[Extracted records]
******************************

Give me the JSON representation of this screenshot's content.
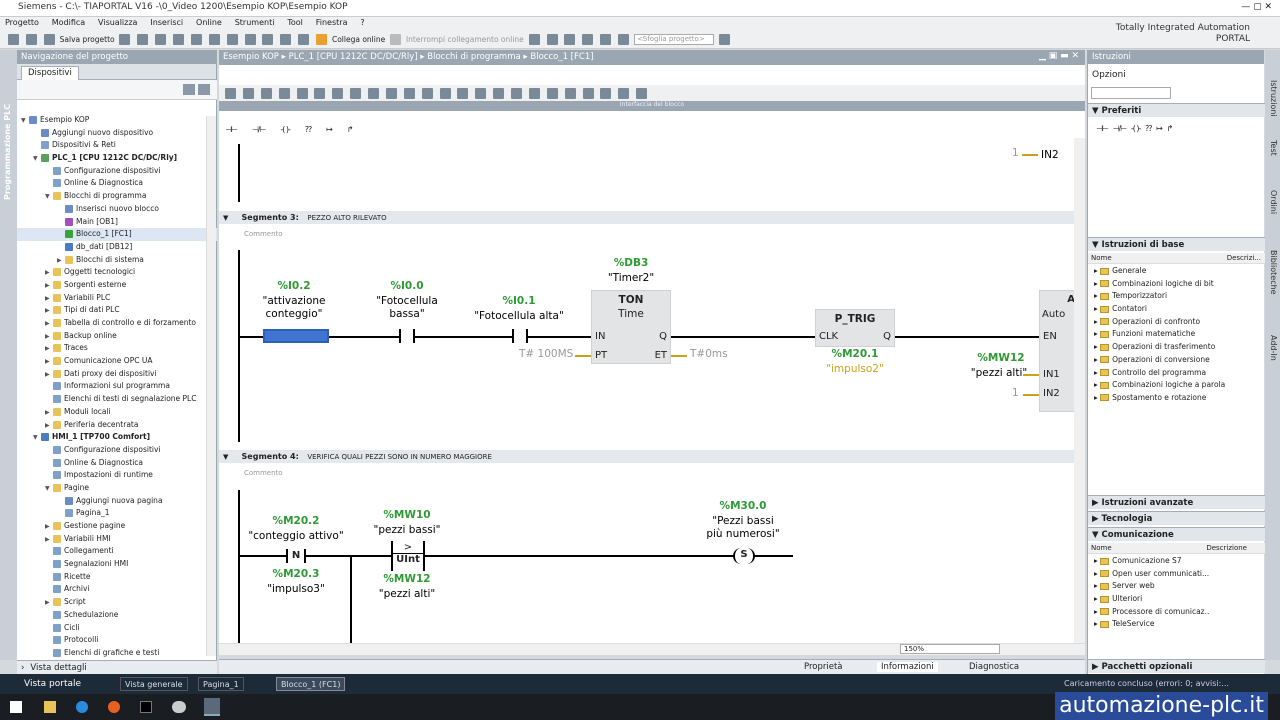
{
  "window": {
    "title": "Siemens  -  C:\\- TIAPORTAL V16 -\\0_Video 1200\\Esempio KOP\\Esempio KOP"
  },
  "menu": [
    "Progetto",
    "Modifica",
    "Visualizza",
    "Inserisci",
    "Online",
    "Strumenti",
    "Tool",
    "Finestra",
    "?"
  ],
  "toolbar": {
    "save": "Salva progetto",
    "connect": "Collega online",
    "disconnect": "Interrompi collegamento online",
    "search": "<Sfoglia progetto>"
  },
  "brand": {
    "line1": "Totally Integrated Automation",
    "line2": "PORTAL"
  },
  "leftstrip": "Programmazione PLC",
  "nav": {
    "title": "Navigazione del progetto",
    "tab": "Dispositivi",
    "items": [
      {
        "label": "Esempio KOP",
        "lvl": 0,
        "arrow": "▼",
        "color": "#6b8cc4"
      },
      {
        "label": "Aggiungi nuovo dispositivo",
        "lvl": 1,
        "arrow": "",
        "color": "#6b8cc4"
      },
      {
        "label": "Dispositivi & Reti",
        "lvl": 1,
        "arrow": "",
        "color": "#7fa0c8"
      },
      {
        "label": "PLC_1 [CPU 1212C DC/DC/Rly]",
        "lvl": 1,
        "arrow": "▼",
        "color": "#5aa05a",
        "bold": true
      },
      {
        "label": "Configurazione dispositivi",
        "lvl": 2,
        "arrow": "",
        "color": "#7fa0c8"
      },
      {
        "label": "Online & Diagnostica",
        "lvl": 2,
        "arrow": "",
        "color": "#7fa0c8"
      },
      {
        "label": "Blocchi di programma",
        "lvl": 2,
        "arrow": "▼",
        "color": "#e8c35a"
      },
      {
        "label": "Inserisci nuovo blocco",
        "lvl": 3,
        "arrow": "",
        "color": "#6b8cc4"
      },
      {
        "label": "Main [OB1]",
        "lvl": 3,
        "arrow": "",
        "color": "#a050c0"
      },
      {
        "label": "Blocco_1 [FC1]",
        "lvl": 3,
        "arrow": "",
        "color": "#3aa03a",
        "sel": true
      },
      {
        "label": "db_dati [DB12]",
        "lvl": 3,
        "arrow": "",
        "color": "#4a7cc4"
      },
      {
        "label": "Blocchi di sistema",
        "lvl": 3,
        "arrow": "▶",
        "color": "#e8c35a"
      },
      {
        "label": "Oggetti tecnologici",
        "lvl": 2,
        "arrow": "▶",
        "color": "#e8c35a"
      },
      {
        "label": "Sorgenti esterne",
        "lvl": 2,
        "arrow": "▶",
        "color": "#e8c35a"
      },
      {
        "label": "Variabili PLC",
        "lvl": 2,
        "arrow": "▶",
        "color": "#e8c35a"
      },
      {
        "label": "Tipi di dati PLC",
        "lvl": 2,
        "arrow": "▶",
        "color": "#e8c35a"
      },
      {
        "label": "Tabella di controllo e di forzamento",
        "lvl": 2,
        "arrow": "▶",
        "color": "#e8c35a"
      },
      {
        "label": "Backup online",
        "lvl": 2,
        "arrow": "▶",
        "color": "#e8c35a"
      },
      {
        "label": "Traces",
        "lvl": 2,
        "arrow": "▶",
        "color": "#e8c35a"
      },
      {
        "label": "Comunicazione OPC UA",
        "lvl": 2,
        "arrow": "▶",
        "color": "#e8c35a"
      },
      {
        "label": "Dati proxy dei dispositivi",
        "lvl": 2,
        "arrow": "▶",
        "color": "#e8c35a"
      },
      {
        "label": "Informazioni sul programma",
        "lvl": 2,
        "arrow": "",
        "color": "#7fa0c8"
      },
      {
        "label": "Elenchi di testi di segnalazione PLC",
        "lvl": 2,
        "arrow": "",
        "color": "#7fa0c8"
      },
      {
        "label": "Moduli locali",
        "lvl": 2,
        "arrow": "▶",
        "color": "#e8c35a"
      },
      {
        "label": "Periferia decentrata",
        "lvl": 2,
        "arrow": "▶",
        "color": "#e8c35a"
      },
      {
        "label": "HMI_1 [TP700 Comfort]",
        "lvl": 1,
        "arrow": "▼",
        "color": "#4a7cc4",
        "bold": true
      },
      {
        "label": "Configurazione dispositivi",
        "lvl": 2,
        "arrow": "",
        "color": "#7fa0c8"
      },
      {
        "label": "Online & Diagnostica",
        "lvl": 2,
        "arrow": "",
        "color": "#7fa0c8"
      },
      {
        "label": "Impostazioni di runtime",
        "lvl": 2,
        "arrow": "",
        "color": "#7fa0c8"
      },
      {
        "label": "Pagine",
        "lvl": 2,
        "arrow": "▼",
        "color": "#e8c35a"
      },
      {
        "label": "Aggiungi nuova pagina",
        "lvl": 3,
        "arrow": "",
        "color": "#6b8cc4"
      },
      {
        "label": "Pagina_1",
        "lvl": 3,
        "arrow": "",
        "color": "#7fa0c8"
      },
      {
        "label": "Gestione pagine",
        "lvl": 2,
        "arrow": "▶",
        "color": "#e8c35a"
      },
      {
        "label": "Variabili HMI",
        "lvl": 2,
        "arrow": "▶",
        "color": "#e8c35a"
      },
      {
        "label": "Collegamenti",
        "lvl": 2,
        "arrow": "",
        "color": "#7fa0c8"
      },
      {
        "label": "Segnalazioni HMI",
        "lvl": 2,
        "arrow": "",
        "color": "#7fa0c8"
      },
      {
        "label": "Ricette",
        "lvl": 2,
        "arrow": "",
        "color": "#7fa0c8"
      },
      {
        "label": "Archivi",
        "lvl": 2,
        "arrow": "",
        "color": "#7fa0c8"
      },
      {
        "label": "Script",
        "lvl": 2,
        "arrow": "▶",
        "color": "#e8c35a"
      },
      {
        "label": "Schedulazione",
        "lvl": 2,
        "arrow": "",
        "color": "#7fa0c8"
      },
      {
        "label": "Cicli",
        "lvl": 2,
        "arrow": "",
        "color": "#7fa0c8"
      },
      {
        "label": "Protocolli",
        "lvl": 2,
        "arrow": "",
        "color": "#7fa0c8"
      },
      {
        "label": "Elenchi di grafiche e testi",
        "lvl": 2,
        "arrow": "",
        "color": "#7fa0c8"
      }
    ],
    "details": "Vista dettagli"
  },
  "breadcrumb": [
    "Esempio KOP",
    "PLC_1 [CPU 1212C DC/DC/Rly]",
    "Blocchi di programma",
    "Blocco_1 [FC1]"
  ],
  "interface_label": "Interfaccia del blocco",
  "favorites": [
    "⊣⊢",
    "⊣/⊢",
    "-( )-",
    "??",
    "↦",
    "↱"
  ],
  "seg2": {
    "one": "1",
    "in2": "IN2"
  },
  "seg3": {
    "title": "Segmento 3:",
    "desc": "PEZZO ALTO RILEVATO",
    "comment": "Commento",
    "c1_addr": "%I0.2",
    "c1_name": "\"attivazione",
    "c1_name2": "conteggio\"",
    "c2_addr": "%I0.0",
    "c2_name": "\"Fotocellula",
    "c2_name2": "bassa\"",
    "c3_addr": "%I0.1",
    "c3_name": "\"Fotocellula alta\"",
    "ton_db": "%DB3",
    "ton_name": "\"Timer2\"",
    "ton_t1": "TON",
    "ton_t2": "Time",
    "ton_in": "IN",
    "ton_q": "Q",
    "ton_pt": "PT",
    "ton_et": "ET",
    "pt_val": "T# 100MS",
    "et_val": "T#0ms",
    "ptrig": "P_TRIG",
    "ptrig_clk": "CLK",
    "ptrig_q": "Q",
    "ptrig_addr": "%M20.1",
    "ptrig_name": "\"impulso2\"",
    "add_t1": "A",
    "add_t2": "Auto",
    "add_en": "EN",
    "add_in1": "IN1",
    "add_in2": "IN2",
    "mw_addr": "%MW12",
    "mw_name": "\"pezzi alti\"",
    "one": "1"
  },
  "seg4": {
    "title": "Segmento 4:",
    "desc": "VERIFICA QUALI PEZZI SONO IN NUMERO MAGGIORE",
    "comment": "Commento",
    "n_addr": "%M20.2",
    "n_name": "\"conteggio attivo\"",
    "n_sym": "N",
    "n2_addr": "%M20.3",
    "n2_name": "\"impulso3\"",
    "cmp_addr": "%MW10",
    "cmp_name": "\"pezzi bassi\"",
    "cmp_sym": ">",
    "cmp_type": "UInt",
    "cmp2_addr": "%MW12",
    "cmp2_name": "\"pezzi alti\"",
    "coil_addr": "%M30.0",
    "coil_name": "\"Pezzi bassi",
    "coil_name2": "più numerosi\"",
    "coil_sym": "S"
  },
  "zoom": "150%",
  "bottomtabs": {
    "props": "Proprietà",
    "info": "Informazioni",
    "diag": "Diagnostica"
  },
  "right": {
    "title": "Istruzioni",
    "options": "Opzioni",
    "favorites": "Preferiti",
    "base": "Istruzioni di base",
    "col_name": "Nome",
    "col_desc": "Descrizi...",
    "base_items": [
      "Generale",
      "Combinazioni logiche di bit",
      "Temporizzatori",
      "Contatori",
      "Operazioni di confronto",
      "Funzioni matematiche",
      "Operazioni di trasferimento",
      "Operazioni di conversione",
      "Controllo del programma",
      "Combinazioni logiche a parola",
      "Spostamento e rotazione"
    ],
    "advanced": "Istruzioni avanzate",
    "tech": "Tecnologia",
    "comm": "Comunicazione",
    "comm_desc": "Descrizione",
    "comm_items": [
      "Comunicazione S7",
      "Open user communicati...",
      "Server web",
      "Ulteriori",
      "Processore di comunicaz..",
      "TeleService"
    ],
    "packages": "Pacchetti opzionali"
  },
  "rightstrip": [
    "Istruzioni",
    "Test",
    "Ordini",
    "Biblioteche",
    "Add-In"
  ],
  "taskbar": {
    "portal": "Vista portale",
    "t1": "Vista generale",
    "t2": "Pagina_1",
    "t3": "Blocco_1 (FC1)",
    "status": "Caricamento concluso (errori: 0; avvisi:..."
  },
  "watermark": "automazione-plc.it"
}
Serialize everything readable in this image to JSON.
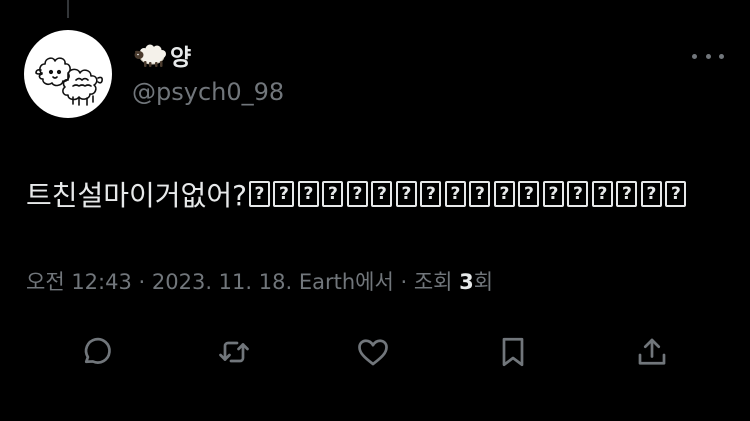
{
  "tweet": {
    "author": {
      "display_name": "양",
      "emoji_icon": "sheep-emoji",
      "handle": "@psych0_98",
      "avatar_icon": "fluffy-sheep-doodle"
    },
    "text": "트친설마이거없어?",
    "missing_glyphs": [
      "?",
      "?",
      "?",
      "?",
      "?",
      "?",
      "?",
      "?",
      "?",
      "?",
      "?",
      "?",
      "?",
      "?",
      "?",
      "?",
      "?",
      "?"
    ],
    "meta": {
      "time": "오전 12:43",
      "separator": " · ",
      "date": "2023. 11. 18.",
      "source": "Earth에서",
      "views_label": "조회",
      "views_count": "3",
      "views_unit": "회"
    },
    "actions": {
      "reply_icon": "speech-bubble-icon",
      "retweet_icon": "retweet-icon",
      "like_icon": "heart-icon",
      "bookmark_icon": "bookmark-icon",
      "share_icon": "share-icon",
      "more_icon": "more-dots-icon"
    }
  },
  "colors": {
    "background": "#000000",
    "primary_text": "#e7e9ea",
    "secondary_text": "#71767b",
    "thread_line": "#333639"
  }
}
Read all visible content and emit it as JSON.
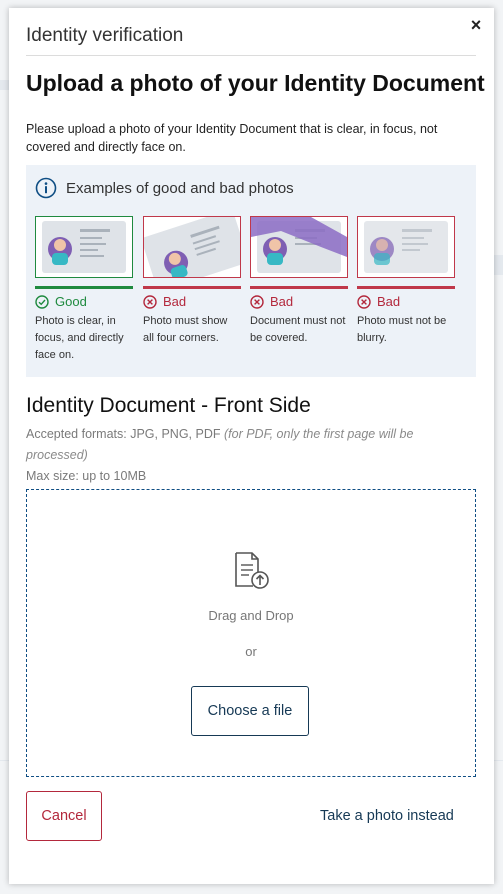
{
  "modal": {
    "title": "Identity verification",
    "close_label": "×",
    "heading": "Upload a photo of your Identity Document",
    "intro": "Please upload a photo of your Identity Document that is clear, in focus, not covered and directly face on."
  },
  "examples": {
    "title": "Examples of good and bad photos",
    "items": [
      {
        "status": "Good",
        "description": "Photo is clear, in focus, and directly face on."
      },
      {
        "status": "Bad",
        "description": "Photo must show all four corners."
      },
      {
        "status": "Bad",
        "description": "Document must not be covered."
      },
      {
        "status": "Bad",
        "description": "Photo must not be blurry."
      }
    ]
  },
  "upload": {
    "section_title": "Identity Document - Front Side",
    "formats": "Accepted formats: JPG, PNG, PDF",
    "formats_note": "(for PDF, only the first page will be processed)",
    "max_size": "Max size: up to 10MB",
    "drag_drop": "Drag and Drop",
    "or": "or",
    "choose_file": "Choose a file"
  },
  "footer": {
    "cancel": "Cancel",
    "take_photo": "Take a photo instead"
  },
  "colors": {
    "good": "#1f8a3f",
    "bad": "#b3283c",
    "primary": "#163955",
    "dropzone_border": "#0f4e84",
    "examples_bg": "#edf2f8"
  }
}
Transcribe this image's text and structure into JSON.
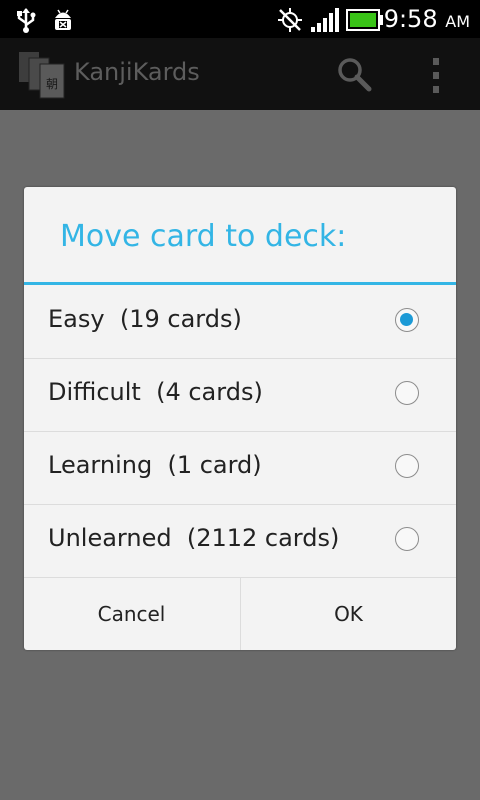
{
  "status_bar": {
    "time": "9:58",
    "ampm": "AM",
    "icons": [
      "usb-icon",
      "android-debug-icon",
      "gps-off-icon",
      "signal-icon",
      "battery-icon"
    ]
  },
  "action_bar": {
    "app_title": "KanjiKards",
    "logo_glyph": "朝",
    "icons": [
      "search-icon",
      "overflow-menu-icon"
    ]
  },
  "dialog": {
    "title": "Move card to deck:",
    "accent_color": "#33b5e5",
    "options": [
      {
        "label": "Easy  (19 cards)",
        "checked": true
      },
      {
        "label": "Difficult  (4 cards)",
        "checked": false
      },
      {
        "label": "Learning  (1 card)",
        "checked": false
      },
      {
        "label": "Unlearned  (2112 cards)",
        "checked": false
      }
    ],
    "cancel_label": "Cancel",
    "ok_label": "OK"
  }
}
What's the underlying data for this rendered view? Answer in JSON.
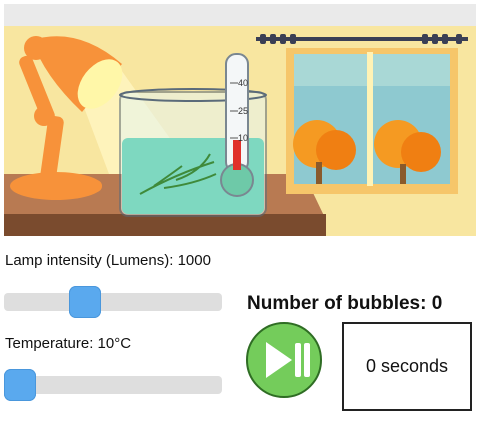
{
  "lamp": {
    "label": "Lamp intensity (Lumens): 1000",
    "slider_fraction": 0.35
  },
  "temperature": {
    "label": "Temperature: 10°C",
    "slider_fraction": 0.0
  },
  "bubbles": {
    "text": "Number of bubbles: 0"
  },
  "play_button": {
    "icon": "play-pause-icon"
  },
  "timer": {
    "text": "0 seconds"
  },
  "thermometer": {
    "ticks": [
      "40",
      "25",
      "10"
    ]
  },
  "colors": {
    "accent_green": "#74cc5b",
    "slider_thumb": "#5aa9ee",
    "lamp_orange": "#f7923a",
    "water": "#7ed8c0",
    "wall": "#f8e6a0"
  }
}
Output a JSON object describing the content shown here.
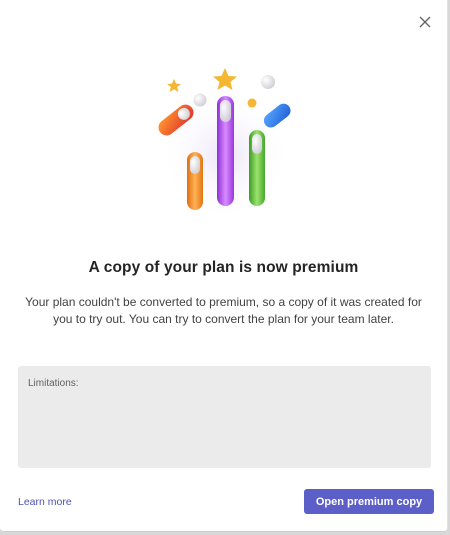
{
  "dialog": {
    "title": "A copy of your plan is now premium",
    "description": "Your plan couldn't be converted to premium, so a copy of it was created for you to try out. You can try to convert the plan for your team later.",
    "limitations_label": "Limitations:",
    "learn_more": "Learn more",
    "primary_button": "Open premium copy",
    "close_icon": "close-icon"
  },
  "hero": {
    "icon": "celebration-illustration",
    "colors": {
      "orange": "#f08a1c",
      "purple": "#b44ef0",
      "green": "#5cc23b",
      "red": "#e84a3a",
      "blue": "#2f7fe8",
      "star": "#f5b731"
    }
  },
  "theme": {
    "accent": "#5b5fc7",
    "link": "#4f52b2",
    "panel": "#ebebeb"
  }
}
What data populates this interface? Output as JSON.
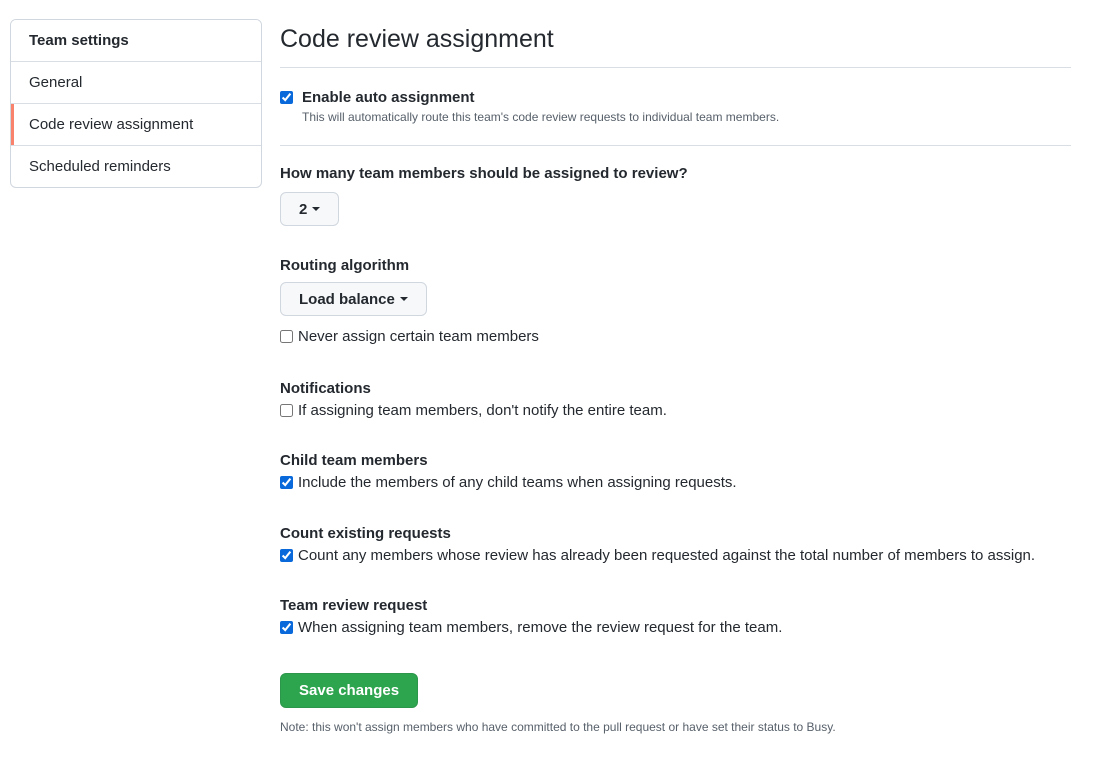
{
  "sidebar": {
    "header": "Team settings",
    "items": [
      {
        "label": "General"
      },
      {
        "label": "Code review assignment"
      },
      {
        "label": "Scheduled reminders"
      }
    ]
  },
  "main": {
    "title": "Code review assignment",
    "enable": {
      "label": "Enable auto assignment",
      "description": "This will automatically route this team's code review requests to individual team members.",
      "checked": true
    },
    "reviewer_count": {
      "question": "How many team members should be assigned to review?",
      "value": "2"
    },
    "routing": {
      "label": "Routing algorithm",
      "value": "Load balance",
      "never_assign_label": "Never assign certain team members",
      "never_assign_checked": false
    },
    "notifications": {
      "label": "Notifications",
      "option_label": "If assigning team members, don't notify the entire team.",
      "checked": false
    },
    "child_team": {
      "label": "Child team members",
      "option_label": "Include the members of any child teams when assigning requests.",
      "checked": true
    },
    "count_existing": {
      "label": "Count existing requests",
      "option_label": "Count any members whose review has already been requested against the total number of members to assign.",
      "checked": true
    },
    "team_review": {
      "label": "Team review request",
      "option_label": "When assigning team members, remove the review request for the team.",
      "checked": true
    },
    "save_label": "Save changes",
    "footnote": "Note: this won't assign members who have committed to the pull request or have set their status to Busy."
  },
  "colors": {
    "accent_selected": "#f9826c",
    "primary_button": "#2da44e",
    "checkbox": "#0969da"
  }
}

******************************

▶ [AIM OF THE TASK]
Copy every line of the listing that contains the word "alti".

▶ [EXERCISE ANSWER]
    "mw_name": "\"pezzi alti\"",
    "cmp2_name": "\"pezzi alti\"",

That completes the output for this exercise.